Data items
━━━━━━━━

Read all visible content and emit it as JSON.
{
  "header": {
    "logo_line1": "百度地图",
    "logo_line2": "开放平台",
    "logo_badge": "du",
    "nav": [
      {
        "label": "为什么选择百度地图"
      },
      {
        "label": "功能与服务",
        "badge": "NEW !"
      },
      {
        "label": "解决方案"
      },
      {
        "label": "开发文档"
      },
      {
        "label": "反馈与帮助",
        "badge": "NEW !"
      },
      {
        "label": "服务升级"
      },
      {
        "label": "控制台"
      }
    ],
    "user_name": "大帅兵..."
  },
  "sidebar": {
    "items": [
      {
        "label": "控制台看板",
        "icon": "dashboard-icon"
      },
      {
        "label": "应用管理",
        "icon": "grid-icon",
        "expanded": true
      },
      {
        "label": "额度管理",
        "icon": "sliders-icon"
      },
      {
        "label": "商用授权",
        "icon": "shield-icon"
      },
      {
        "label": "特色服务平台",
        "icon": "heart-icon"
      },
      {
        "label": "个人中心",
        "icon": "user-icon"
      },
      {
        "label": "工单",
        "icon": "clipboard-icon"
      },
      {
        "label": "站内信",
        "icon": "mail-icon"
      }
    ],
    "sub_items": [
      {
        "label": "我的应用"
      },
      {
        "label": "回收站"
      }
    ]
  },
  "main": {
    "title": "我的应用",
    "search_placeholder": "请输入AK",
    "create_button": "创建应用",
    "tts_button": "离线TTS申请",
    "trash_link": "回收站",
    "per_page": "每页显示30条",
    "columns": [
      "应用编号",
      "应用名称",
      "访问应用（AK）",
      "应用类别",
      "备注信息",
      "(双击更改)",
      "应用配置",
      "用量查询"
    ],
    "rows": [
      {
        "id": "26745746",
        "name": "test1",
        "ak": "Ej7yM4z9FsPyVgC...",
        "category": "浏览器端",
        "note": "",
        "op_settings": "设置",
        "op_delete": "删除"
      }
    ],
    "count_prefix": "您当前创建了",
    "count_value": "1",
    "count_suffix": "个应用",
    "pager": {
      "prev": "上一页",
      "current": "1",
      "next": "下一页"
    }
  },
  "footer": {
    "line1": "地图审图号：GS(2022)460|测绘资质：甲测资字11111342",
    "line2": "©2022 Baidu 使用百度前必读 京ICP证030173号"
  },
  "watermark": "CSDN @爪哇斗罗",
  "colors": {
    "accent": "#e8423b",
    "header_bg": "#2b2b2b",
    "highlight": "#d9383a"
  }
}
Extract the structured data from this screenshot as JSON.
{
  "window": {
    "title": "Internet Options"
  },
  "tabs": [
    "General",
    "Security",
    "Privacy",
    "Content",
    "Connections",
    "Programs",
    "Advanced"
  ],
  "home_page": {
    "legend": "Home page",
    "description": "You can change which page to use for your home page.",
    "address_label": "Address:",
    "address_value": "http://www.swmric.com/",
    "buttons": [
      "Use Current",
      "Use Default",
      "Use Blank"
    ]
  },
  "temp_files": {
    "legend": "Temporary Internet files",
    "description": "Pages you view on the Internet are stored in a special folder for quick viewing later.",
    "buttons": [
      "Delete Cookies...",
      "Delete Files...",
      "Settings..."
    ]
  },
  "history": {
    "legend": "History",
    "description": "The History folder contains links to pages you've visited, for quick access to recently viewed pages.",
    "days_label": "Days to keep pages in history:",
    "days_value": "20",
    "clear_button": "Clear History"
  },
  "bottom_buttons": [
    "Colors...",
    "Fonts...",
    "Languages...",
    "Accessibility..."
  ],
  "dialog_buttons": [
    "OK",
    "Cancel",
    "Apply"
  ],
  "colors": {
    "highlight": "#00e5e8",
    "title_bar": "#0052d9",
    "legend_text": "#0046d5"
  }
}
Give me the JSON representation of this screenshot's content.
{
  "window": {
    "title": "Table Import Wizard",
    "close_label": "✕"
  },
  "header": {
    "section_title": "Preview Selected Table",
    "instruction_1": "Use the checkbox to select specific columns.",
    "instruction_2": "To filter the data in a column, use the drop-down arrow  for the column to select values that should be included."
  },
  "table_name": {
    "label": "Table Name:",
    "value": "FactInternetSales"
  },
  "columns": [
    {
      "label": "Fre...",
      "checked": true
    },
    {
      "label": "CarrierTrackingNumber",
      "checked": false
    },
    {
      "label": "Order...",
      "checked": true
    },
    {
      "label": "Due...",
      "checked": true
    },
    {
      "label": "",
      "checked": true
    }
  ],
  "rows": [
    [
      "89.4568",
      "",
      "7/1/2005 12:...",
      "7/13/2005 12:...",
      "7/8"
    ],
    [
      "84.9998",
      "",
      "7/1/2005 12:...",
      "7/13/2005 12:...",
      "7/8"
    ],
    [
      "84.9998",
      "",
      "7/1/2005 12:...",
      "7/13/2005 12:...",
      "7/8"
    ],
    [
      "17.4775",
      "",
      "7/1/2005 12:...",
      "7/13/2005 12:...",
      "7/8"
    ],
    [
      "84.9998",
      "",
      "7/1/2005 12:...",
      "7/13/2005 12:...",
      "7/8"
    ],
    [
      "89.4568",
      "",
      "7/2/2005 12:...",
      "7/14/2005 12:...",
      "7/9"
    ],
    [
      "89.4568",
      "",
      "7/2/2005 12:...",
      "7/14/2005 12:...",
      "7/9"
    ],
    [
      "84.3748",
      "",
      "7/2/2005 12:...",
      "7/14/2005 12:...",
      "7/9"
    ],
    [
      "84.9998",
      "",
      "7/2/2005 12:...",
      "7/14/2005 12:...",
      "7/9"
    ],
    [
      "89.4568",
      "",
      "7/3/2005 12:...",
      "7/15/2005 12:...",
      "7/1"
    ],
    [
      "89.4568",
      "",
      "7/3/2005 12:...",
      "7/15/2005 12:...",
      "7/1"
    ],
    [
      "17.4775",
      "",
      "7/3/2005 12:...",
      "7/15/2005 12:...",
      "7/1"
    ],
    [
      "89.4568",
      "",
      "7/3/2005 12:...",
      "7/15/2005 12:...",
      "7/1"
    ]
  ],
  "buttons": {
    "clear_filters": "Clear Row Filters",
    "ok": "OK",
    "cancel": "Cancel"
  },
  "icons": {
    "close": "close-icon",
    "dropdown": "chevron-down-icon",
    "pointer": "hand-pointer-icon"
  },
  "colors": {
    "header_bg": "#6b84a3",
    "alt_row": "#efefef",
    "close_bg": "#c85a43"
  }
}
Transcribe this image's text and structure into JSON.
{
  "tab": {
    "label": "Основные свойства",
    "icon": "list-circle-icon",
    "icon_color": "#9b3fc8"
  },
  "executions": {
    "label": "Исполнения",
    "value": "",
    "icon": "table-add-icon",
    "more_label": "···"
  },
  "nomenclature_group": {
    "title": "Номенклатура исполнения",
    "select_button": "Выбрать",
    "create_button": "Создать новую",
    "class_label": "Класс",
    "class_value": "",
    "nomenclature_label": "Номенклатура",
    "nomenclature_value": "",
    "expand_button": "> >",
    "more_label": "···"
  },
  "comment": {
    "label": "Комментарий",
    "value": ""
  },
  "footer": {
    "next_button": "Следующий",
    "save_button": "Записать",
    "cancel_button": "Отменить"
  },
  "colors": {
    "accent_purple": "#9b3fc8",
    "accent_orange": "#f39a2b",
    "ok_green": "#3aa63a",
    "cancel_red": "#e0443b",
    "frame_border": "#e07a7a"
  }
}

━━━━━━━━

__WRITTEN REQUEST__.
Reproduce each record exactly, leaving nothing out.

__SOLUTION TO THIS TASK__.
Read all visible content and emit it as JSON.
{
  "header": {
    "logo_line1": "百度地图",
    "logo_line2": "开放平台",
    "logo_badge": "du",
    "nav": [
      {
        "label": "为什么选择百度地图"
      },
      {
        "label": "功能与服务",
        "badge": "NEW !"
      },
      {
        "label": "解决方案"
      },
      {
        "label": "开发文档"
      },
      {
        "label": "反馈与帮助",
        "badge": "NEW !"
      },
      {
        "label": "服务升级"
      },
      {
        "label": "控制台"
      }
    ],
    "user_name": "大帅兵..."
  },
  "sidebar": {
    "items": [
      {
        "label": "控制台看板",
        "icon": "dashboard-icon"
      },
      {
        "label": "应用管理",
        "icon": "grid-icon",
        "expanded": true
      },
      {
        "label": "额度管理",
        "icon": "sliders-icon"
      },
      {
        "label": "商用授权",
        "icon": "shield-icon"
      },
      {
        "label": "特色服务平台",
        "icon": "heart-icon"
      },
      {
        "label": "个人中心",
        "icon": "user-icon"
      },
      {
        "label": "工单",
        "icon": "clipboard-icon"
      },
      {
        "label": "站内信",
        "icon": "mail-icon"
      }
    ],
    "sub_items": [
      {
        "label": "我的应用"
      },
      {
        "label": "回收站"
      }
    ]
  },
  "main": {
    "title": "我的应用",
    "search_placeholder": "请输入AK",
    "create_button": "创建应用",
    "tts_button": "离线TTS申请",
    "trash_link": "回收站",
    "per_page": "每页显示30条",
    "columns": [
      "应用编号",
      "应用名称",
      "访问应用（AK）",
      "应用类别",
      "备注信息",
      "(双击更改)",
      "应用配置",
      "用量查询"
    ],
    "rows": [
      {
        "id": "26745746",
        "name": "test1",
        "ak": "Ej7yM4z9FsPyVgC...",
        "category": "浏览器端",
        "note": "",
        "op_settings": "设置",
        "op_delete": "删除"
      }
    ],
    "count_prefix": "您当前创建了",
    "count_value": "1",
    "count_suffix": "个应用",
    "pager": {
      "prev": "上一页",
      "current": "1",
      "next": "下一页"
    }
  },
  "footer": {
    "line1": "地图审图号：GS(2022)460|测绘资质：甲测资字11111342",
    "line2": "©2022 Baidu 使用百度前必读 京ICP证030173号"
  },
  "watermark": "CSDN @爪哇斗罗",
  "colors": {
    "accent": "#e8423b",
    "header_bg": "#2b2b2b",
    "highlight": "#d9383a"
  }
}
Extract the structured data from this screenshot as JSON.
{
  "window": {
    "title": "Internet Options"
  },
  "tabs": [
    "General",
    "Security",
    "Privacy",
    "Content",
    "Connections",
    "Programs",
    "Advanced"
  ],
  "home_page": {
    "legend": "Home page",
    "description": "You can change which page to use for your home page.",
    "address_label": "Address:",
    "address_value": "http://www.swmric.com/",
    "buttons": [
      "Use Current",
      "Use Default",
      "Use Blank"
    ]
  },
  "temp_files": {
    "legend": "Temporary Internet files",
    "description": "Pages you view on the Internet are stored in a special folder for quick viewing later.",
    "buttons": [
      "Delete Cookies...",
      "Delete Files...",
      "Settings..."
    ]
  },
  "history": {
    "legend": "History",
    "description": "The History folder contains links to pages you've visited, for quick access to recently viewed pages.",
    "days_label": "Days to keep pages in history:",
    "days_value": "20",
    "clear_button": "Clear History"
  },
  "bottom_buttons": [
    "Colors...",
    "Fonts...",
    "Languages...",
    "Accessibility..."
  ],
  "dialog_buttons": [
    "OK",
    "Cancel",
    "Apply"
  ],
  "colors": {
    "highlight": "#00e5e8",
    "title_bar": "#0052d9",
    "legend_text": "#0046d5"
  }
}
Give me the JSON representation of this screenshot's content.
{
  "window": {
    "title": "Table Import Wizard",
    "close_label": "✕"
  },
  "header": {
    "section_title": "Preview Selected Table",
    "instruction_1": "Use the checkbox to select specific columns.",
    "instruction_2": "To filter the data in a column, use the drop-down arrow  for the column to select values that should be included."
  },
  "table_name": {
    "label": "Table Name:",
    "value": "FactInternetSales"
  },
  "columns": [
    {
      "label": "Fre...",
      "checked": true
    },
    {
      "label": "CarrierTrackingNumber",
      "checked": false
    },
    {
      "label": "Order...",
      "checked": true
    },
    {
      "label": "Due...",
      "checked": true
    },
    {
      "label": "",
      "checked": true
    }
  ],
  "rows": [
    [
      "89.4568",
      "",
      "7/1/2005 12:...",
      "7/13/2005 12:...",
      "7/8"
    ],
    [
      "84.9998",
      "",
      "7/1/2005 12:...",
      "7/13/2005 12:...",
      "7/8"
    ],
    [
      "84.9998",
      "",
      "7/1/2005 12:...",
      "7/13/2005 12:...",
      "7/8"
    ],
    [
      "17.4775",
      "",
      "7/1/2005 12:...",
      "7/13/2005 12:...",
      "7/8"
    ],
    [
      "84.9998",
      "",
      "7/1/2005 12:...",
      "7/13/2005 12:...",
      "7/8"
    ],
    [
      "89.4568",
      "",
      "7/2/2005 12:...",
      "7/14/2005 12:...",
      "7/9"
    ],
    [
      "89.4568",
      "",
      "7/2/2005 12:...",
      "7/14/2005 12:...",
      "7/9"
    ],
    [
      "84.3748",
      "",
      "7/2/2005 12:...",
      "7/14/2005 12:...",
      "7/9"
    ],
    [
      "84.9998",
      "",
      "7/2/2005 12:...",
      "7/14/2005 12:...",
      "7/9"
    ],
    [
      "89.4568",
      "",
      "7/3/2005 12:...",
      "7/15/2005 12:...",
      "7/1"
    ],
    [
      "89.4568",
      "",
      "7/3/2005 12:...",
      "7/15/2005 12:...",
      "7/1"
    ],
    [
      "17.4775",
      "",
      "7/3/2005 12:...",
      "7/15/2005 12:...",
      "7/1"
    ],
    [
      "89.4568",
      "",
      "7/3/2005 12:...",
      "7/15/2005 12:...",
      "7/1"
    ]
  ],
  "buttons": {
    "clear_filters": "Clear Row Filters",
    "ok": "OK",
    "cancel": "Cancel"
  },
  "icons": {
    "close": "close-icon",
    "dropdown": "chevron-down-icon",
    "pointer": "hand-pointer-icon"
  },
  "colors": {
    "header_bg": "#6b84a3",
    "alt_row": "#efefef",
    "close_bg": "#c85a43"
  }
}
Transcribe this image's text and structure into JSON.
{
  "tab": {
    "label": "Основные свойства",
    "icon": "list-circle-icon",
    "icon_color": "#9b3fc8"
  },
  "executions": {
    "label": "Исполнения",
    "value": "",
    "icon": "table-add-icon",
    "more_label": "···"
  },
  "nomenclature_group": {
    "title": "Номенклатура исполнения",
    "select_button": "Выбрать",
    "create_button": "Создать новую",
    "class_label": "Класс",
    "class_value": "",
    "nomenclature_label": "Номенклатура",
    "nomenclature_value": "",
    "expand_button": "> >",
    "more_label": "···"
  },
  "comment": {
    "label": "Комментарий",
    "value": ""
  },
  "footer": {
    "next_button": "Следующий",
    "save_button": "Записать",
    "cancel_button": "Отменить"
  },
  "colors": {
    "accent_purple": "#9b3fc8",
    "accent_orange": "#f39a2b",
    "ok_green": "#3aa63a",
    "cancel_red": "#e0443b",
    "frame_border": "#e07a7a"
  }
}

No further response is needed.